━━ Entries supplied ━━

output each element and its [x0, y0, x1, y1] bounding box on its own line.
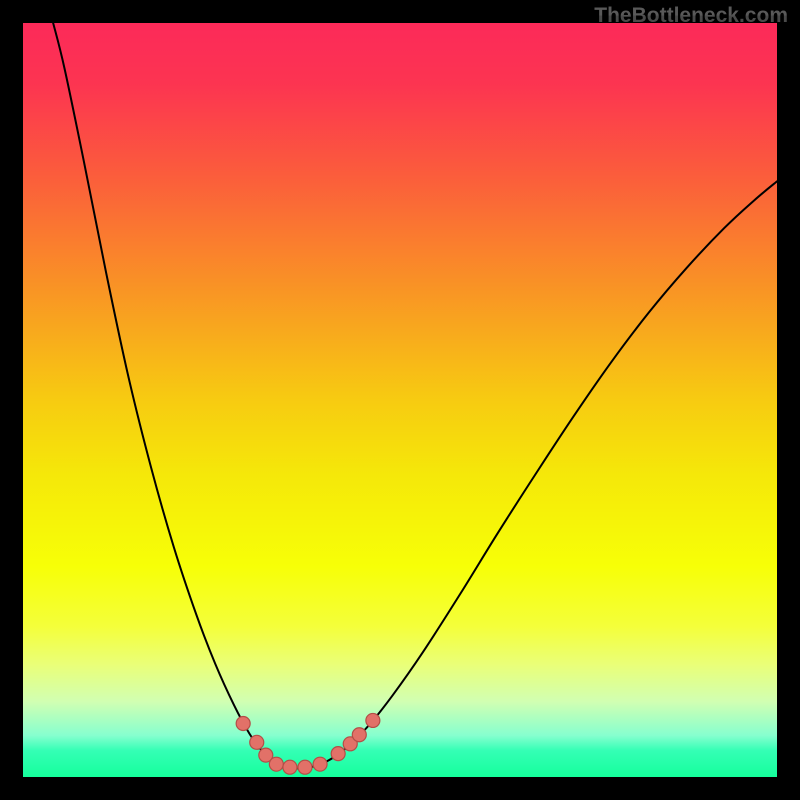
curve-marker — [236, 716, 250, 730]
watermark: TheBottleneck.com — [558, 3, 788, 30]
plot-area — [23, 23, 777, 777]
curve-marker — [298, 760, 312, 774]
curve-marker — [331, 747, 345, 761]
curve-layer — [23, 23, 777, 777]
watermark-text: TheBottleneck.com — [594, 4, 788, 27]
curve-marker — [269, 757, 283, 771]
curve-marker — [366, 713, 380, 727]
curve-path — [53, 23, 777, 768]
curve-marker — [352, 728, 366, 742]
curve-marker — [313, 757, 327, 771]
curve-marker — [250, 735, 264, 749]
curve-marker — [283, 760, 297, 774]
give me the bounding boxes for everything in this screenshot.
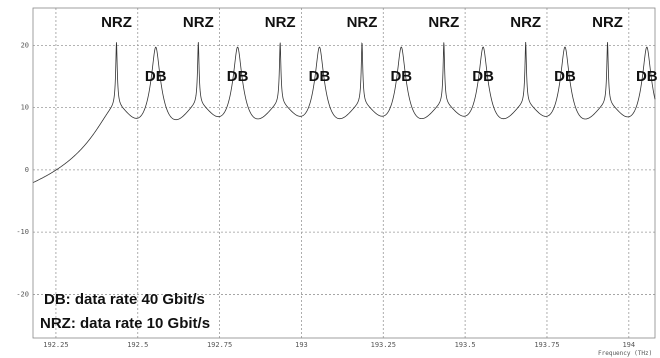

━━━

Aim of the exercise ->
Reproduce every line of the records above, shifting each bounding-box coordinate in the answers by adding 83 to it. Leave the pictures out.

Output of the task ->
output each element and its [x0, y0, x1, y1] bounding box on its own line.
curve-marker — [319, 799, 333, 813]
watermark: TheBottleneck.com — [641, 86, 871, 113]
plot-area — [106, 106, 860, 860]
curve-marker — [381, 843, 395, 857]
curve-marker — [414, 830, 428, 844]
curve-layer — [106, 106, 860, 860]
watermark-text: TheBottleneck.com — [677, 87, 871, 110]
curve-marker — [352, 840, 366, 854]
curve-marker — [449, 796, 463, 810]
curve-path — [136, 106, 860, 851]
curve-marker — [435, 811, 449, 825]
curve-marker — [396, 840, 410, 854]
curve-marker — [333, 818, 347, 832]
curve-marker — [366, 843, 380, 857]
give me the bounding boxes for everything in this screenshot.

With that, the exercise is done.